AIM: Pull each line holding "screenshot" out of the entries below.

Dataset records on visual material:
»»

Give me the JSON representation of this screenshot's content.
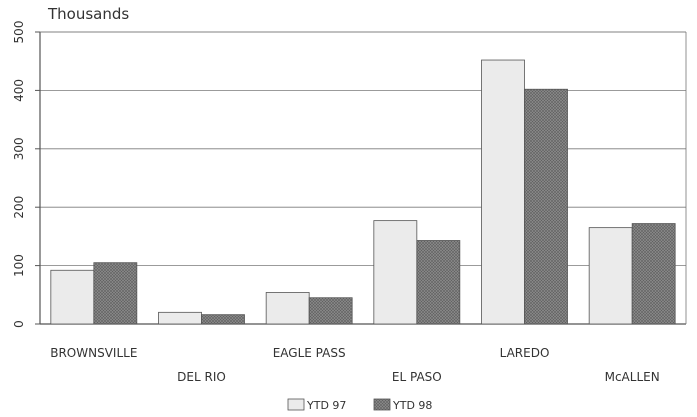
{
  "chart_data": {
    "type": "bar",
    "unit_label": "Thousands",
    "categories": [
      "BROWNSVILLE",
      "DEL RIO",
      "EAGLE PASS",
      "EL PASO",
      "LAREDO",
      "McALLEN"
    ],
    "series": [
      {
        "name": "YTD 97",
        "values": [
          92,
          20,
          54,
          177,
          452,
          165
        ],
        "color": "#ebebeb"
      },
      {
        "name": "YTD 98",
        "values": [
          105,
          16,
          45,
          143,
          402,
          172
        ],
        "color": "#8c8c8c"
      }
    ],
    "ylim": [
      0,
      500
    ],
    "yticks": [
      0,
      100,
      200,
      300,
      400,
      500
    ],
    "grid": true,
    "legend_position": "bottom-center"
  }
}
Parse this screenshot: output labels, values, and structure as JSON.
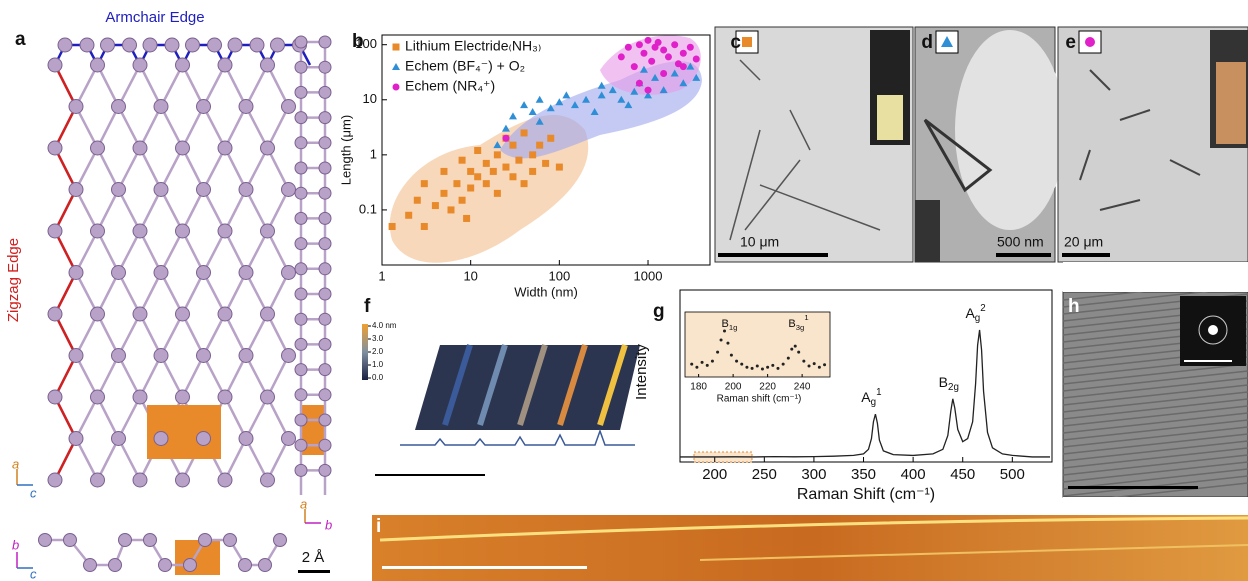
{
  "panels": {
    "a": {
      "label": "a",
      "armchair": "Armchair Edge",
      "zigzag": "Zigzag Edge",
      "axes_main": [
        "a",
        "c"
      ],
      "axes_bottom": [
        "b",
        "c"
      ],
      "axes_side": [
        "a",
        "b"
      ],
      "scale": "2 Å"
    },
    "c": {
      "label": "c",
      "scale": "10 μm"
    },
    "d": {
      "label": "d",
      "scale": "500 nm"
    },
    "e": {
      "label": "e",
      "scale": "20 μm"
    },
    "f": {
      "label": "f",
      "colorbar": [
        {
          "value": 4.0,
          "label": "4.0 nm"
        },
        {
          "value": 3.0,
          "label": "3.0"
        },
        {
          "value": 2.0,
          "label": "2.0"
        },
        {
          "value": 1.0,
          "label": "1.0"
        },
        {
          "value": 0.0,
          "label": "0.0"
        }
      ]
    },
    "h": {
      "label": "h"
    },
    "i": {
      "label": "i"
    }
  },
  "chart_data": [
    {
      "type": "scatter",
      "label": "b",
      "xlabel": "Width (nm)",
      "ylabel": "Length (μm)",
      "xscale": "log",
      "yscale": "log",
      "xlim": [
        1,
        5000
      ],
      "ylim": [
        0.01,
        150
      ],
      "xticks": [
        1,
        10,
        100,
        1000
      ],
      "yticks": [
        0.1,
        1,
        10,
        100
      ],
      "series": [
        {
          "name": "Lithium Electride₍NH₃₎",
          "color": "#e8892a",
          "marker": "square",
          "x": [
            1.3,
            2,
            2.5,
            3,
            4,
            5,
            5,
            6,
            7,
            8,
            8,
            10,
            10,
            12,
            12,
            15,
            15,
            18,
            20,
            20,
            25,
            25,
            30,
            30,
            35,
            40,
            40,
            50,
            50,
            60,
            70,
            80,
            100,
            3,
            9
          ],
          "values": [
            0.05,
            0.08,
            0.15,
            0.3,
            0.12,
            0.2,
            0.5,
            0.1,
            0.3,
            0.15,
            0.8,
            0.25,
            0.5,
            0.4,
            1.2,
            0.3,
            0.7,
            0.5,
            1.0,
            0.2,
            0.6,
            2.0,
            0.4,
            1.5,
            0.8,
            0.3,
            2.5,
            1.0,
            0.5,
            1.5,
            0.7,
            2.0,
            0.6,
            0.05,
            0.07
          ]
        },
        {
          "name": "Echem (BF₄⁻) + O₂",
          "color": "#2f8fd6",
          "marker": "triangle",
          "x": [
            20,
            25,
            30,
            40,
            50,
            60,
            80,
            100,
            120,
            150,
            200,
            250,
            300,
            400,
            500,
            600,
            700,
            800,
            1000,
            1200,
            1500,
            2000,
            2500,
            3000,
            3500,
            60,
            300,
            900
          ],
          "values": [
            1.5,
            3,
            5,
            8,
            6,
            10,
            7,
            9,
            12,
            8,
            10,
            6,
            12,
            15,
            10,
            8,
            14,
            20,
            12,
            25,
            15,
            30,
            20,
            40,
            25,
            4,
            18,
            35
          ]
        },
        {
          "name": "Echem (NR₄⁺)",
          "color": "#e020c8",
          "marker": "circle",
          "x": [
            500,
            600,
            700,
            800,
            900,
            1000,
            1100,
            1200,
            1300,
            1500,
            1700,
            2000,
            2200,
            2500,
            3000,
            3500,
            800,
            1500,
            2500,
            1000,
            25
          ],
          "values": [
            60,
            90,
            40,
            100,
            70,
            120,
            50,
            90,
            110,
            80,
            60,
            100,
            45,
            70,
            90,
            55,
            20,
            30,
            40,
            15,
            2
          ]
        }
      ]
    },
    {
      "type": "line",
      "label": "g",
      "xlabel": "Raman Shift (cm⁻¹)",
      "ylabel": "Intensity",
      "color": "#222222",
      "xlim": [
        165,
        540
      ],
      "xticks": [
        200,
        250,
        300,
        350,
        400,
        450,
        500
      ],
      "x": [
        165,
        180,
        200,
        220,
        240,
        260,
        280,
        300,
        320,
        340,
        350,
        355,
        358,
        360,
        362,
        364,
        366,
        370,
        380,
        400,
        420,
        430,
        435,
        438,
        440,
        442,
        445,
        450,
        455,
        460,
        463,
        465,
        467,
        469,
        471,
        475,
        480,
        490,
        500,
        520,
        538
      ],
      "values": [
        0.02,
        0.02,
        0.02,
        0.021,
        0.02,
        0.022,
        0.021,
        0.022,
        0.025,
        0.03,
        0.04,
        0.07,
        0.14,
        0.25,
        0.3,
        0.24,
        0.13,
        0.06,
        0.035,
        0.03,
        0.04,
        0.07,
        0.16,
        0.32,
        0.4,
        0.34,
        0.2,
        0.12,
        0.14,
        0.25,
        0.5,
        0.75,
        0.85,
        0.72,
        0.45,
        0.18,
        0.08,
        0.04,
        0.03,
        0.02,
        0.02
      ],
      "annotations": [
        {
          "x": 362,
          "base": "A",
          "sub": "g",
          "sup": "1"
        },
        {
          "x": 440,
          "base": "B",
          "sub": "2g"
        },
        {
          "x": 467,
          "base": "A",
          "sub": "g",
          "sup": "2"
        }
      ]
    },
    {
      "type": "scatter",
      "xlabel": "Raman shift (cm⁻¹)",
      "color": "#222222",
      "xlim": [
        175,
        255
      ],
      "xticks": [
        180,
        200,
        220,
        240
      ],
      "x": [
        176,
        179,
        182,
        185,
        188,
        191,
        193,
        195,
        197,
        199,
        202,
        205,
        208,
        211,
        214,
        217,
        220,
        223,
        226,
        229,
        232,
        234,
        236,
        238,
        241,
        244,
        247,
        250,
        253
      ],
      "values": [
        0.35,
        0.3,
        0.38,
        0.33,
        0.4,
        0.55,
        0.75,
        0.9,
        0.7,
        0.5,
        0.4,
        0.35,
        0.3,
        0.28,
        0.32,
        0.27,
        0.3,
        0.33,
        0.28,
        0.35,
        0.45,
        0.6,
        0.65,
        0.55,
        0.4,
        0.32,
        0.36,
        0.3,
        0.34
      ],
      "annotations": [
        {
          "x": 195,
          "base": "B",
          "sub": "1g"
        },
        {
          "x": 235,
          "base": "B",
          "sub": "3g",
          "sup": "1"
        }
      ]
    }
  ]
}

««

EXPECTED ANSWER:
Give me the JSON representation of this screenshot's content.
Parse this screenshot: output labels, values, and structure as JSON.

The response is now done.